»»

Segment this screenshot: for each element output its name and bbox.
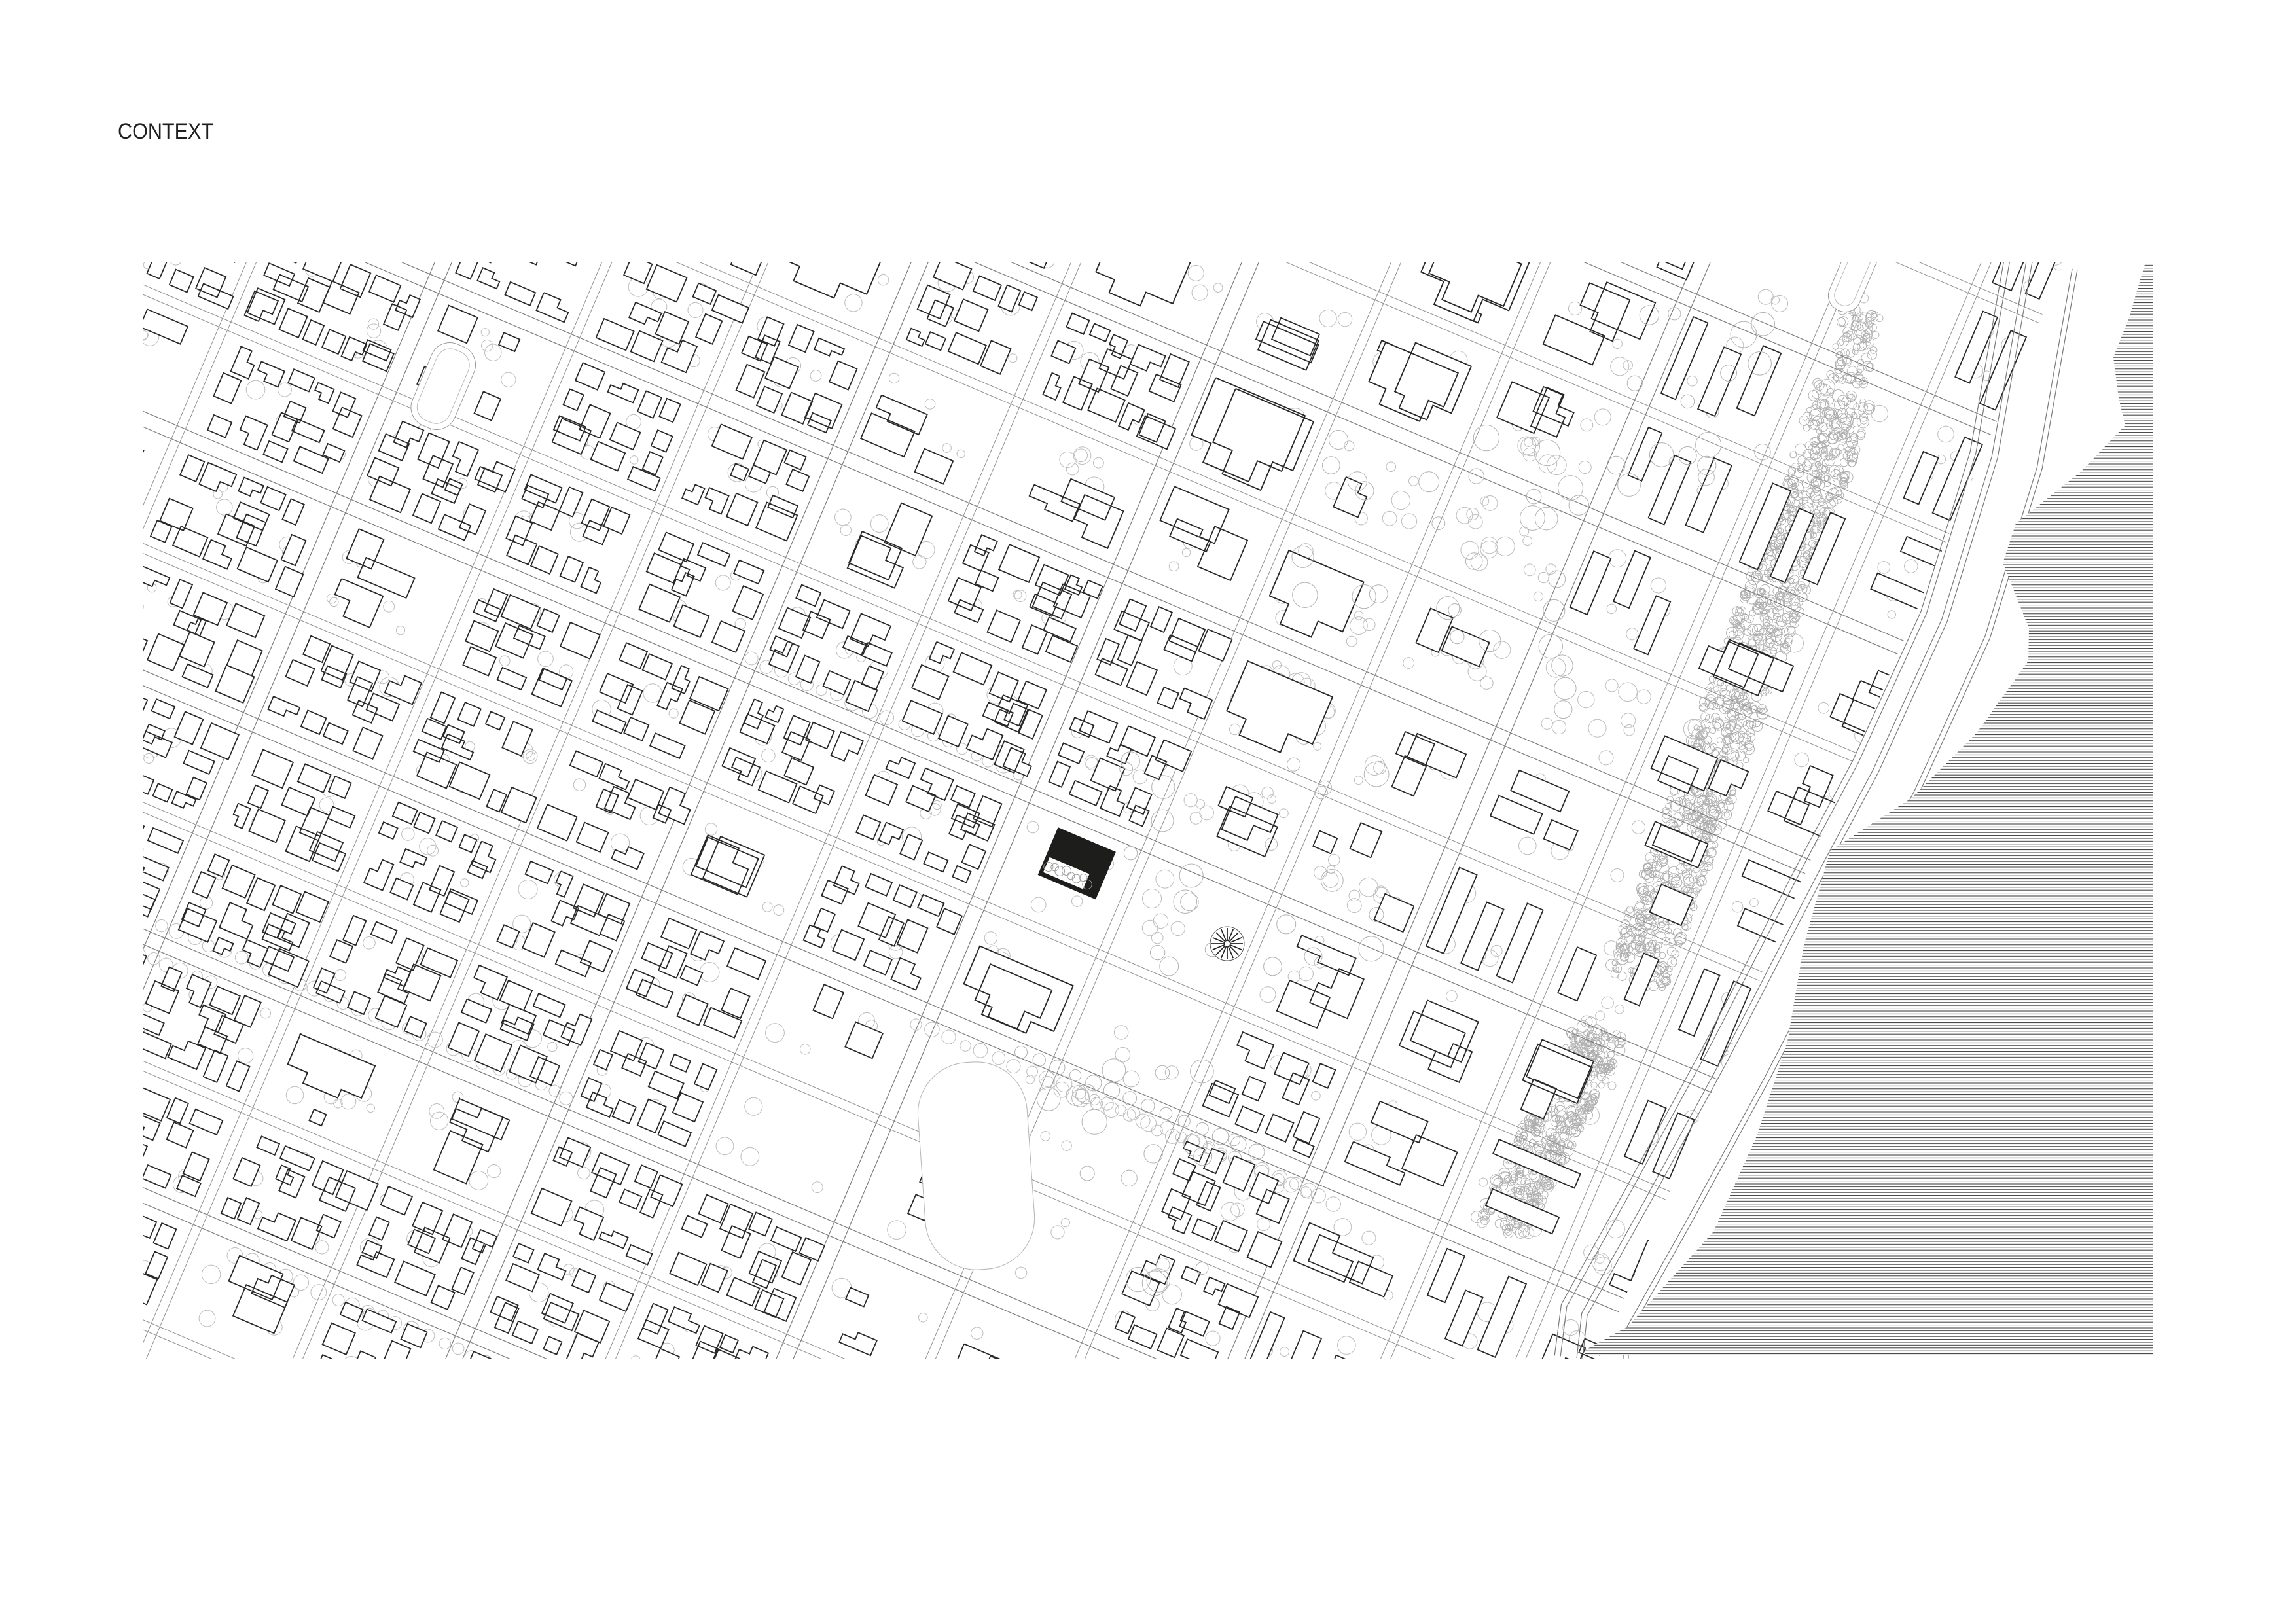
svg-text:CONTEXT: CONTEXT [118,119,213,144]
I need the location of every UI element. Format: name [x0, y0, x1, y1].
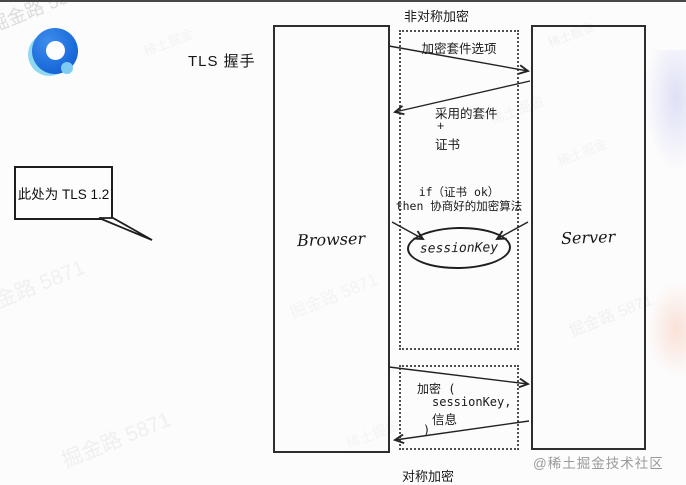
- cipher-options-label: 加密套件选项: [399, 38, 519, 57]
- encrypt-close-label: ): [423, 423, 430, 437]
- community-credit: @稀土掘金技术社区: [533, 452, 664, 472]
- plus-label: +: [437, 119, 444, 133]
- asymmetric-phase-label: 非对称加密: [404, 6, 469, 25]
- encrypt-sessionkey-label: sessionKey,: [432, 395, 511, 409]
- condition-then-label: then 协商好的加密算法: [394, 198, 524, 214]
- screenshot-canvas: 掘金路 5871 掘金路 5871 掘金路 5871 掘金路 5871 稀土掘金…: [0, 0, 686, 485]
- background-blob: [648, 282, 686, 377]
- logo-dot: [61, 62, 73, 74]
- certificate-label: 证书: [435, 134, 460, 153]
- tls-version-callout: 此处为 TLS 1.2: [14, 166, 113, 220]
- server-actor-box: Server: [531, 25, 646, 450]
- server-label: Server: [561, 227, 616, 248]
- adopted-suite-label: 采用的套件: [435, 103, 498, 122]
- window-top-edge: [0, 0, 686, 2]
- browser-logo-icon: [28, 28, 80, 78]
- tls-version-text: 此处为 TLS 1.2: [18, 183, 110, 203]
- watermark: 掘金路 5871: [57, 403, 175, 474]
- watermark: 掘金路 5871: [0, 251, 89, 322]
- browser-label: Browser: [297, 228, 366, 249]
- browser-actor-box: Browser: [273, 25, 390, 453]
- background-blob: [646, 50, 686, 170]
- session-key-label: sessionKey: [420, 240, 499, 256]
- speech-bubble-tail: [99, 218, 152, 240]
- encrypt-message-label: 信息: [432, 409, 457, 428]
- logo-hole: [46, 41, 65, 60]
- diagram-title: TLS 握手: [188, 50, 256, 71]
- symmetric-phase-label: 对称加密: [402, 466, 454, 485]
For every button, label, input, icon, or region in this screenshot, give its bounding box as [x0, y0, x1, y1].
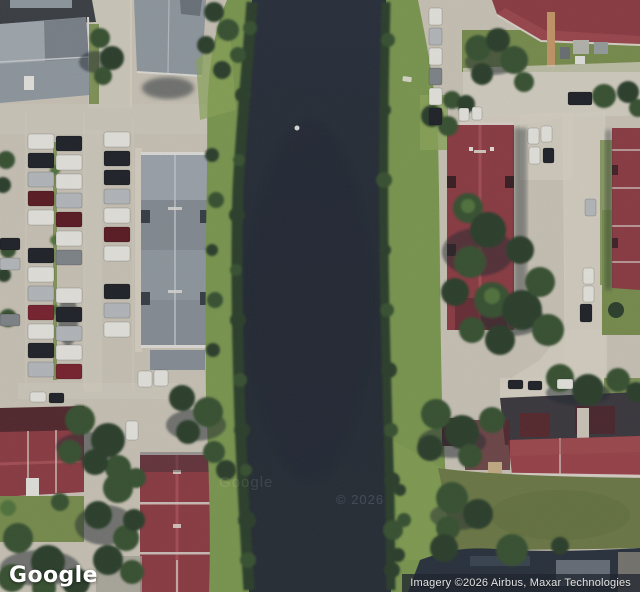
imagery-attribution-text: Imagery ©2026 Airbus, Maxar Technologies: [410, 577, 631, 589]
satellite-imagery: [0, 0, 640, 592]
imagery-attribution: Imagery ©2026 Airbus, Maxar Technologies: [402, 574, 640, 592]
satellite-map-viewport[interactable]: Google © 2026 Google Imagery ©2026 Airbu…: [0, 0, 640, 592]
grain-overlay-light: [0, 0, 640, 592]
google-logo[interactable]: Google: [9, 565, 98, 587]
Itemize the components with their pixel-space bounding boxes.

««

■ **WRITTEN PROBLEM**
Could you write out the records above line for line, without the pictures?

■ **EXPECTED ANSWER**
Segment this screenshot: for each element output its name and bbox.
svg-text:CONTEXT: CONTEXT [118,119,213,144]
I need the location of every UI element. Format: name [x0, y0, x1, y1].
- cipher-options-label: 加密套件选项: [399, 38, 519, 57]
- encrypt-close-label: ): [423, 423, 430, 437]
- community-credit: @稀土掘金技术社区: [533, 452, 664, 472]
- plus-label: +: [437, 119, 444, 133]
- asymmetric-phase-label: 非对称加密: [404, 6, 469, 25]
- encrypt-sessionkey-label: sessionKey,: [432, 395, 511, 409]
- condition-then-label: then 协商好的加密算法: [394, 198, 524, 214]
- screenshot-canvas: 掘金路 5871 掘金路 5871 掘金路 5871 掘金路 5871 稀土掘金…: [0, 0, 686, 485]
- background-blob: [648, 282, 686, 377]
- logo-dot: [61, 62, 73, 74]
- certificate-label: 证书: [435, 134, 460, 153]
- tls-version-callout: 此处为 TLS 1.2: [14, 166, 113, 220]
- server-actor-box: Server: [531, 25, 646, 450]
- server-label: Server: [561, 227, 616, 248]
- adopted-suite-label: 采用的套件: [435, 103, 498, 122]
- window-top-edge: [0, 0, 686, 2]
- browser-logo-icon: [28, 28, 80, 78]
- tls-version-text: 此处为 TLS 1.2: [18, 183, 110, 203]
- watermark: 掘金路 5871: [57, 403, 175, 474]
- watermark: 掘金路 5871: [0, 251, 89, 322]
- browser-label: Browser: [297, 228, 366, 249]
- browser-actor-box: Browser: [273, 25, 390, 453]
- background-blob: [646, 50, 686, 170]
- session-key-label: sessionKey: [420, 240, 499, 256]
- speech-bubble-tail: [99, 218, 152, 240]
- encrypt-message-label: 信息: [432, 409, 457, 428]
- logo-hole: [46, 41, 65, 60]
- diagram-title: TLS 握手: [188, 50, 256, 71]
- symmetric-phase-label: 对称加密: [402, 466, 454, 485]
For every button, label, input, icon, or region in this screenshot, give its bounding box as [x0, y0, x1, y1].
imagery-attribution-text: Imagery ©2026 Airbus, Maxar Technologies: [410, 577, 631, 589]
satellite-imagery: [0, 0, 640, 592]
imagery-attribution: Imagery ©2026 Airbus, Maxar Technologies: [402, 574, 640, 592]
satellite-map-viewport[interactable]: Google © 2026 Google Imagery ©2026 Airbu…: [0, 0, 640, 592]
grain-overlay-light: [0, 0, 640, 592]
google-logo[interactable]: Google: [9, 565, 98, 587]
Itemize the components with their pixel-space bounding boxes.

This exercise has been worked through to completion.